#### Supplied data
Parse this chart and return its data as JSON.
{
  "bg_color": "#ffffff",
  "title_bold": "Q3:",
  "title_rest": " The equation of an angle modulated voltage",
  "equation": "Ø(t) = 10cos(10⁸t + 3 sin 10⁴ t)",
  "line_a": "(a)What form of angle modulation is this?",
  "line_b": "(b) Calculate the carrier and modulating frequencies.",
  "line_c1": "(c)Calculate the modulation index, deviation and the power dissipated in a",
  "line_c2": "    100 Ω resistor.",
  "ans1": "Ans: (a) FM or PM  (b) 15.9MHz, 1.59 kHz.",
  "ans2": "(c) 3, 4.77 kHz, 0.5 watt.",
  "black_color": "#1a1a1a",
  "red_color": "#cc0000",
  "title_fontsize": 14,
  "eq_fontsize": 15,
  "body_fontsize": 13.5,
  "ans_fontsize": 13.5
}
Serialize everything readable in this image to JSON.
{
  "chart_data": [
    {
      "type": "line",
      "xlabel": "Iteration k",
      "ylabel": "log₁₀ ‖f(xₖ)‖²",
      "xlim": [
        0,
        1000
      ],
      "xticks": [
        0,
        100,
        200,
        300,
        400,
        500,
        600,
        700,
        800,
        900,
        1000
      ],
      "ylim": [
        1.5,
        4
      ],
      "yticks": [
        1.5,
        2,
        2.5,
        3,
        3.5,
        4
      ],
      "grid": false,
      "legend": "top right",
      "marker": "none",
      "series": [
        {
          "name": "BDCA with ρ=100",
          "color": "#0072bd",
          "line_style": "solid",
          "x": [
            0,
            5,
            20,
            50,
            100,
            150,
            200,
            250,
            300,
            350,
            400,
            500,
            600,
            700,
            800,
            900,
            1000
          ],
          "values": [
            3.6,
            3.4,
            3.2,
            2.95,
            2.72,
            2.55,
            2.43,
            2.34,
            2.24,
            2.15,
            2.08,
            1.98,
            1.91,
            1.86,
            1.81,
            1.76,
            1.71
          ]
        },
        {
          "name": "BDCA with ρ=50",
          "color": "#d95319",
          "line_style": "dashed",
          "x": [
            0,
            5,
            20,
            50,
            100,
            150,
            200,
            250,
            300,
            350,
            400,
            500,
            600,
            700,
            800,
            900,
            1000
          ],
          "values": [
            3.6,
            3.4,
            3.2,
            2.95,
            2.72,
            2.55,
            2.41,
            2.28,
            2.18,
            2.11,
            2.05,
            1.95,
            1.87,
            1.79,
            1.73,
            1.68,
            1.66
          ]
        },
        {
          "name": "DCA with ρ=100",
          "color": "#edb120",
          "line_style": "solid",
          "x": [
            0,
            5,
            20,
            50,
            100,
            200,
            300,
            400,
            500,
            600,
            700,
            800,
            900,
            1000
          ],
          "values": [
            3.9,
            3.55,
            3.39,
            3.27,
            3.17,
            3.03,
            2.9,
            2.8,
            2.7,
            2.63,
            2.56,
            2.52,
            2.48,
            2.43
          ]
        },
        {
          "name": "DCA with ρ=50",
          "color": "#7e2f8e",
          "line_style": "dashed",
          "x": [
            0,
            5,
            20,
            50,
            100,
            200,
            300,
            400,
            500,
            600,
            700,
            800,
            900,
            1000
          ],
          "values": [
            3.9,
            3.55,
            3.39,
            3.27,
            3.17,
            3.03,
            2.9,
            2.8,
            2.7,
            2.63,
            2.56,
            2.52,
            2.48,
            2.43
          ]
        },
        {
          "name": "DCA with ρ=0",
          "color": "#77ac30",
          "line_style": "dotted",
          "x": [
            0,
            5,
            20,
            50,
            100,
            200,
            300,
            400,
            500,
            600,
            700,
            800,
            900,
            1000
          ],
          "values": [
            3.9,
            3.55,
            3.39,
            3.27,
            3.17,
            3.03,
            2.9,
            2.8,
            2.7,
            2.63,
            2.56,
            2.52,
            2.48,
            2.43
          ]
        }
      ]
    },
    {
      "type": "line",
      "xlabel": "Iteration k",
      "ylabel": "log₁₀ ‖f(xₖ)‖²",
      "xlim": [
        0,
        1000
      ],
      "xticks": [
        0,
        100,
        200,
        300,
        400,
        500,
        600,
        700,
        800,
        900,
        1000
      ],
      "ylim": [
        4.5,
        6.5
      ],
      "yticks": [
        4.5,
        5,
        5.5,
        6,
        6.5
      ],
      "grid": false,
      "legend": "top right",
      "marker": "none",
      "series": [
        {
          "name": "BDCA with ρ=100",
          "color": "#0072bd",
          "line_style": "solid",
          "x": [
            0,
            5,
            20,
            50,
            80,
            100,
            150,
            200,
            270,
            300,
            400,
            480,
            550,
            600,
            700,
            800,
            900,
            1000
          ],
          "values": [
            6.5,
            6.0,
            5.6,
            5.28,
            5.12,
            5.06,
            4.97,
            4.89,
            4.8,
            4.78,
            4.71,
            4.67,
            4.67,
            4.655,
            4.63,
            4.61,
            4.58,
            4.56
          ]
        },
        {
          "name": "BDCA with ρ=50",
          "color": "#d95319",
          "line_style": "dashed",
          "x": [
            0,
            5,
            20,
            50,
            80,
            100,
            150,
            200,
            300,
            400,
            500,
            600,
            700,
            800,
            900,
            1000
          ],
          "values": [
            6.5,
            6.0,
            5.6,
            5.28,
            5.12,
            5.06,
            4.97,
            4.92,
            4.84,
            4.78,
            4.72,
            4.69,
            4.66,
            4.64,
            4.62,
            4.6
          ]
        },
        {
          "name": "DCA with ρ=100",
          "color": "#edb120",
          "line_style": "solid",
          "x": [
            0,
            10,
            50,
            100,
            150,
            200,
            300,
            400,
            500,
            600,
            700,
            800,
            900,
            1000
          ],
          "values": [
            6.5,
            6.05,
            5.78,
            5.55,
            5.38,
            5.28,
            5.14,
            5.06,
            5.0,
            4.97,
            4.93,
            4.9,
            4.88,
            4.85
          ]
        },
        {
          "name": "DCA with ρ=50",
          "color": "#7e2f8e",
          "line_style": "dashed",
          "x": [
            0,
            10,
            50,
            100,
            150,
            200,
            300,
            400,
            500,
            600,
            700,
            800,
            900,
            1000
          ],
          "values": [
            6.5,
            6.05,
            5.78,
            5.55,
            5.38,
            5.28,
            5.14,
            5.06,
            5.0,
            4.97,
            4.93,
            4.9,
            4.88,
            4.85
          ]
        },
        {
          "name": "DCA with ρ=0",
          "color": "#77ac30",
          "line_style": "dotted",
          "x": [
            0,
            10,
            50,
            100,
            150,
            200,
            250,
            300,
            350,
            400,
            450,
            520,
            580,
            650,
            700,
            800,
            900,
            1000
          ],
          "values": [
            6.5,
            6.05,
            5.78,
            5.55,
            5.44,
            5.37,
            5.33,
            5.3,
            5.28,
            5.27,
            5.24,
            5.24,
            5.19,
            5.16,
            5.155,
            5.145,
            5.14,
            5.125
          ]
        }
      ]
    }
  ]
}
########
(Problem to work on):
All of the material must be reproduced exactly.

(Task output):
Parse this chart and return its data as JSON.
{
  "bg_color": "#ffffff",
  "title_bold": "Q3:",
  "title_rest": " The equation of an angle modulated voltage",
  "equation": "Ø(t) = 10cos(10⁸t + 3 sin 10⁴ t)",
  "line_a": "(a)What form of angle modulation is this?",
  "line_b": "(b) Calculate the carrier and modulating frequencies.",
  "line_c1": "(c)Calculate the modulation index, deviation and the power dissipated in a",
  "line_c2": "    100 Ω resistor.",
  "ans1": "Ans: (a) FM or PM  (b) 15.9MHz, 1.59 kHz.",
  "ans2": "(c) 3, 4.77 kHz, 0.5 watt.",
  "black_color": "#1a1a1a",
  "red_color": "#cc0000",
  "title_fontsize": 14,
  "eq_fontsize": 15,
  "body_fontsize": 13.5,
  "ans_fontsize": 13.5
}
Serialize everything readable in this image to JSON.
{
  "chart_data": [
    {
      "type": "line",
      "xlabel": "Iteration k",
      "ylabel": "log₁₀ ‖f(xₖ)‖²",
      "xlim": [
        0,
        1000
      ],
      "xticks": [
        0,
        100,
        200,
        300,
        400,
        500,
        600,
        700,
        800,
        900,
        1000
      ],
      "ylim": [
        1.5,
        4
      ],
      "yticks": [
        1.5,
        2,
        2.5,
        3,
        3.5,
        4
      ],
      "grid": false,
      "legend": "top right",
      "marker": "none",
      "series": [
        {
          "name": "BDCA with ρ=100",
          "color": "#0072bd",
          "line_style": "solid",
          "x": [
            0,
            5,
            20,
            50,
            100,
            150,
            200,
            250,
            300,
            350,
            400,
            500,
            600,
            700,
            800,
            900,
            1000
          ],
          "values": [
            3.6,
            3.4,
            3.2,
            2.95,
            2.72,
            2.55,
            2.43,
            2.34,
            2.24,
            2.15,
            2.08,
            1.98,
            1.91,
            1.86,
            1.81,
            1.76,
            1.71
          ]
        },
        {
          "name": "BDCA with ρ=50",
          "color": "#d95319",
          "line_style": "dashed",
          "x": [
            0,
            5,
            20,
            50,
            100,
            150,
            200,
            250,
            300,
            350,
            400,
            500,
            600,
            700,
            800,
            900,
            1000
          ],
          "values": [
            3.6,
            3.4,
            3.2,
            2.95,
            2.72,
            2.55,
            2.41,
            2.28,
            2.18,
            2.11,
            2.05,
            1.95,
            1.87,
            1.79,
            1.73,
            1.68,
            1.66
          ]
        },
        {
          "name": "DCA with ρ=100",
          "color": "#edb120",
          "line_style": "solid",
          "x": [
            0,
            5,
            20,
            50,
            100,
            200,
            300,
            400,
            500,
            600,
            700,
            800,
            900,
            1000
          ],
          "values": [
            3.9,
            3.55,
            3.39,
            3.27,
            3.17,
            3.03,
            2.9,
            2.8,
            2.7,
            2.63,
            2.56,
            2.52,
            2.48,
            2.43
          ]
        },
        {
          "name": "DCA with ρ=50",
          "color": "#7e2f8e",
          "line_style": "dashed",
          "x": [
            0,
            5,
            20,
            50,
            100,
            200,
            300,
            400,
            500,
            600,
            700,
            800,
            900,
            1000
          ],
          "values": [
            3.9,
            3.55,
            3.39,
            3.27,
            3.17,
            3.03,
            2.9,
            2.8,
            2.7,
            2.63,
            2.56,
            2.52,
            2.48,
            2.43
          ]
        },
        {
          "name": "DCA with ρ=0",
          "color": "#77ac30",
          "line_style": "dotted",
          "x": [
            0,
            5,
            20,
            50,
            100,
            200,
            300,
            400,
            500,
            600,
            700,
            800,
            900,
            1000
          ],
          "values": [
            3.9,
            3.55,
            3.39,
            3.27,
            3.17,
            3.03,
            2.9,
            2.8,
            2.7,
            2.63,
            2.56,
            2.52,
            2.48,
            2.43
          ]
        }
      ]
    },
    {
      "type": "line",
      "xlabel": "Iteration k",
      "ylabel": "log₁₀ ‖f(xₖ)‖²",
      "xlim": [
        0,
        1000
      ],
      "xticks": [
        0,
        100,
        200,
        300,
        400,
        500,
        600,
        700,
        800,
        900,
        1000
      ],
      "ylim": [
        4.5,
        6.5
      ],
      "yticks": [
        4.5,
        5,
        5.5,
        6,
        6.5
      ],
      "grid": false,
      "legend": "top right",
      "marker": "none",
      "series": [
        {
          "name": "BDCA with ρ=100",
          "color": "#0072bd",
          "line_style": "solid",
          "x": [
            0,
            5,
            20,
            50,
            80,
            100,
            150,
            200,
            270,
            300,
            400,
            480,
            550,
            600,
            700,
            800,
            900,
            1000
          ],
          "values": [
            6.5,
            6.0,
            5.6,
            5.28,
            5.12,
            5.06,
            4.97,
            4.89,
            4.8,
            4.78,
            4.71,
            4.67,
            4.67,
            4.655,
            4.63,
            4.61,
            4.58,
            4.56
          ]
        },
        {
          "name": "BDCA with ρ=50",
          "color": "#d95319",
          "line_style": "dashed",
          "x": [
            0,
            5,
            20,
            50,
            80,
            100,
            150,
            200,
            300,
            400,
            500,
            600,
            700,
            800,
            900,
            1000
          ],
          "values": [
            6.5,
            6.0,
            5.6,
            5.28,
            5.12,
            5.06,
            4.97,
            4.92,
            4.84,
            4.78,
            4.72,
            4.69,
            4.66,
            4.64,
            4.62,
            4.6
          ]
        },
        {
          "name": "DCA with ρ=100",
          "color": "#edb120",
          "line_style": "solid",
          "x": [
            0,
            10,
            50,
            100,
            150,
            200,
            300,
            400,
            500,
            600,
            700,
            800,
            900,
            1000
          ],
          "values": [
            6.5,
            6.05,
            5.78,
            5.55,
            5.38,
            5.28,
            5.14,
            5.06,
            5.0,
            4.97,
            4.93,
            4.9,
            4.88,
            4.85
          ]
        },
        {
          "name": "DCA with ρ=50",
          "color": "#7e2f8e",
          "line_style": "dashed",
          "x": [
            0,
            10,
            50,
            100,
            150,
            200,
            300,
            400,
            500,
            600,
            700,
            800,
            900,
            1000
          ],
          "values": [
            6.5,
            6.05,
            5.78,
            5.55,
            5.38,
            5.28,
            5.14,
            5.06,
            5.0,
            4.97,
            4.93,
            4.9,
            4.88,
            4.85
          ]
        },
        {
          "name": "DCA with ρ=0",
          "color": "#77ac30",
          "line_style": "dotted",
          "x": [
            0,
            10,
            50,
            100,
            150,
            200,
            250,
            300,
            350,
            400,
            450,
            520,
            580,
            650,
            700,
            800,
            900,
            1000
          ],
          "values": [
            6.5,
            6.05,
            5.78,
            5.55,
            5.44,
            5.37,
            5.33,
            5.3,
            5.28,
            5.27,
            5.24,
            5.24,
            5.19,
            5.16,
            5.155,
            5.145,
            5.14,
            5.125
          ]
        }
      ]
    }
  ]
}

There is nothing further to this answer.